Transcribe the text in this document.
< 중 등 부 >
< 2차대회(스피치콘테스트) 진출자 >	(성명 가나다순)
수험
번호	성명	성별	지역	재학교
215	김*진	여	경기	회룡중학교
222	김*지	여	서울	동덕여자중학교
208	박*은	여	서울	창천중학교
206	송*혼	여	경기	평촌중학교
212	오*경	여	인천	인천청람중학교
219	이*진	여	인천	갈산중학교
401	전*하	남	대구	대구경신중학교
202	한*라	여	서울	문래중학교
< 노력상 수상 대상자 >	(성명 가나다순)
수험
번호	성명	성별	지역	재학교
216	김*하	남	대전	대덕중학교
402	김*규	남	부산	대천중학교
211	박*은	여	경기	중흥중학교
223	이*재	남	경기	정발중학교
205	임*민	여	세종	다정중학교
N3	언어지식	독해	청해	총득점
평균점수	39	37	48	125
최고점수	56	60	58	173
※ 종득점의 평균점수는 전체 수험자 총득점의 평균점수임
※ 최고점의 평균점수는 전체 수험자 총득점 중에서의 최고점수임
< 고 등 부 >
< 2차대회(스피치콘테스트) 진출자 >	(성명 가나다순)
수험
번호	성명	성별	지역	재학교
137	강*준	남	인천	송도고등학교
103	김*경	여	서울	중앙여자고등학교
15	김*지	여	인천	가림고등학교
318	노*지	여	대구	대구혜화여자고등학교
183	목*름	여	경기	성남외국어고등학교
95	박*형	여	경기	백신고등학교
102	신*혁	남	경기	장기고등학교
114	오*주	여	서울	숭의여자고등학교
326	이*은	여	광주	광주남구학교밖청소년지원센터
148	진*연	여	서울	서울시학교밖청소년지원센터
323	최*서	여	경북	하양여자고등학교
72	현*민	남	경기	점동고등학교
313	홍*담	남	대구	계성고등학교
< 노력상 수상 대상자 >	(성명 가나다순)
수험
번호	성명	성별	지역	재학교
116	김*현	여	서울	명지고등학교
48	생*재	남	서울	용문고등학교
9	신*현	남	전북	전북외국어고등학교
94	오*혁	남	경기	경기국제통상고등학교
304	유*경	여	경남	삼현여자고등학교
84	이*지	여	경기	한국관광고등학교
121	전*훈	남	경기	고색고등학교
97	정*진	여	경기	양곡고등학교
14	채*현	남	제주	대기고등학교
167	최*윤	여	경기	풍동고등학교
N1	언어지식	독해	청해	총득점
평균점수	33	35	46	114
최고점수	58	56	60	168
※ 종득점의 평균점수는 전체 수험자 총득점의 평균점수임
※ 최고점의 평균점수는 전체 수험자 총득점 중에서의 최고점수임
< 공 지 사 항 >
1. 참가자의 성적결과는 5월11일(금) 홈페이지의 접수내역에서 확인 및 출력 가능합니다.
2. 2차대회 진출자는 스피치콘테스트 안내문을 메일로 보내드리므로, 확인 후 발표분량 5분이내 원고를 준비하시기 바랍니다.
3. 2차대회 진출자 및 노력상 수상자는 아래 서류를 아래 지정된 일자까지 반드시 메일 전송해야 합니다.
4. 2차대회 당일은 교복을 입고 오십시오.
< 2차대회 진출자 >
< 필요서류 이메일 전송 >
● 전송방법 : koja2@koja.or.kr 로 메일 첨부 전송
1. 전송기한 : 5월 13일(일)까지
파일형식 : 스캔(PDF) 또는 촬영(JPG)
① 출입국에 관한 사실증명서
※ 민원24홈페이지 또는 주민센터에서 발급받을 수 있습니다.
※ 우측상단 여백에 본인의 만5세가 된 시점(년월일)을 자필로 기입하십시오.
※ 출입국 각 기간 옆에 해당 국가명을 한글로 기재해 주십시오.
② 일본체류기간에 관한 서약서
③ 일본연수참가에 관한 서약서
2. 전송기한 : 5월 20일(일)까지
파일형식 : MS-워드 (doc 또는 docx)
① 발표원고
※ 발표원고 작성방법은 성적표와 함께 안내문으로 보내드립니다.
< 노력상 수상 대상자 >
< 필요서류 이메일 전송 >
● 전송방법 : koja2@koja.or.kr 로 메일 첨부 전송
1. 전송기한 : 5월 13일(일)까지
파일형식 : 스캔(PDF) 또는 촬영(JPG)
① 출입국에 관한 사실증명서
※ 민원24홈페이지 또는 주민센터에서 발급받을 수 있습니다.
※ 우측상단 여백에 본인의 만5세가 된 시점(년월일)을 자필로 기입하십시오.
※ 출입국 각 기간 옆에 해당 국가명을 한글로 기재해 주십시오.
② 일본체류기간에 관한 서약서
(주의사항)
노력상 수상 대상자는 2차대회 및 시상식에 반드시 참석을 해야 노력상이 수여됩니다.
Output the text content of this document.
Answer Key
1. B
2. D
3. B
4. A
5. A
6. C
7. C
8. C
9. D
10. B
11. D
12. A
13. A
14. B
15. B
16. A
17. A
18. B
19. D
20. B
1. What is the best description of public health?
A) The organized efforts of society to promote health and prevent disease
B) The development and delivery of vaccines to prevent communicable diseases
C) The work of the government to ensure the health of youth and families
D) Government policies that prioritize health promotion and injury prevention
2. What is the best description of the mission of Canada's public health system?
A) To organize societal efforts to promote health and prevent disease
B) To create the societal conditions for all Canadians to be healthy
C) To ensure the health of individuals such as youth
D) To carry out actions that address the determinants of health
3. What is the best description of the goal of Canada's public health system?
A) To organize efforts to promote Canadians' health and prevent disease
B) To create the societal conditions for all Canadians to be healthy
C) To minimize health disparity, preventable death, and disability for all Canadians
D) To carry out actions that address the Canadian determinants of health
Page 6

== == ==

■ **GIVEN TASK**: Looking at the records above, tally the lines holding "Canada" and reply with that number only.

■ **WRITTEN SOLUTION**: 2